▶ _TASK DETAILS_:
Keep every line where the word "deploy" appears; drop the rest.

Data listing:
--- Start ---

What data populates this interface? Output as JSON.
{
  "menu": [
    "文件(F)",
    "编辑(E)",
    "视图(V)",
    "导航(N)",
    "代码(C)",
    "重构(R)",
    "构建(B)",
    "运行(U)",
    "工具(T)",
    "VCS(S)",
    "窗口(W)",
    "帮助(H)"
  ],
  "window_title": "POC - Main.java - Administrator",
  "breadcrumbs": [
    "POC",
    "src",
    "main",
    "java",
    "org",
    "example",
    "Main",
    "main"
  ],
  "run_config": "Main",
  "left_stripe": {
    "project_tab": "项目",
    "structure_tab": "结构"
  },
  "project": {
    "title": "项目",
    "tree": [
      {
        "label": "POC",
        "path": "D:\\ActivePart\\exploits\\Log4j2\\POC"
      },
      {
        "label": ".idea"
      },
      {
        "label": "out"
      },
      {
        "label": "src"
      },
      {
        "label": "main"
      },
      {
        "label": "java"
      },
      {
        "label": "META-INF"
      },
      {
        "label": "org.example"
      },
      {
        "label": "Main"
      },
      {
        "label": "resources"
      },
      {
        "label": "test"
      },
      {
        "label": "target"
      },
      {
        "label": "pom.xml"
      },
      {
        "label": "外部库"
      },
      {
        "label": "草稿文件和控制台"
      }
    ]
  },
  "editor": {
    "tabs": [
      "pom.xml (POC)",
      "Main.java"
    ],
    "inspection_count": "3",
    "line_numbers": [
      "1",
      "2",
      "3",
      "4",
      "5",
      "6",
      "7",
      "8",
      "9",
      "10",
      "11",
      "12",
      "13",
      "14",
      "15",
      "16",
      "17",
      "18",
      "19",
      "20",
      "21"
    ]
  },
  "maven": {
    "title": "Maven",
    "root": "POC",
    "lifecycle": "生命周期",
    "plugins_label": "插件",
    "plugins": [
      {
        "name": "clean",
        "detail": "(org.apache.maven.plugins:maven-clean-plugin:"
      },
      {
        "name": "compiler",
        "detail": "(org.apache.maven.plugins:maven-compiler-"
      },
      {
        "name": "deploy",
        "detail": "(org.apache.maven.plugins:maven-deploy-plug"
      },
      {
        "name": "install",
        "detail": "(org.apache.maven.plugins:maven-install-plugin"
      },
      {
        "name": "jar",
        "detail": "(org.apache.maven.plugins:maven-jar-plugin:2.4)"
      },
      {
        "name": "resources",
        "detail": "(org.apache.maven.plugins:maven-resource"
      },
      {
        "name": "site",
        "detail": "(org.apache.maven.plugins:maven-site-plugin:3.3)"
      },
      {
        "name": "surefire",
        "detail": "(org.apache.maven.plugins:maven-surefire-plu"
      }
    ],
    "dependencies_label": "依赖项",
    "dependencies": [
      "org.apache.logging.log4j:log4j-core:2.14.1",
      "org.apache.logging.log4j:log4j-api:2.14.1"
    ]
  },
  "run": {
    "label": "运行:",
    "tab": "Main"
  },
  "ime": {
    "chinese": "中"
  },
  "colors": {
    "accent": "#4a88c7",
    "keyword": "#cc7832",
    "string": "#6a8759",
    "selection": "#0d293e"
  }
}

--- End ---

▶ _EXPECTED OUTPUT_:
        "name": "deploy",
        "detail": "(org.apache.maven.plugins:maven-deploy-plug"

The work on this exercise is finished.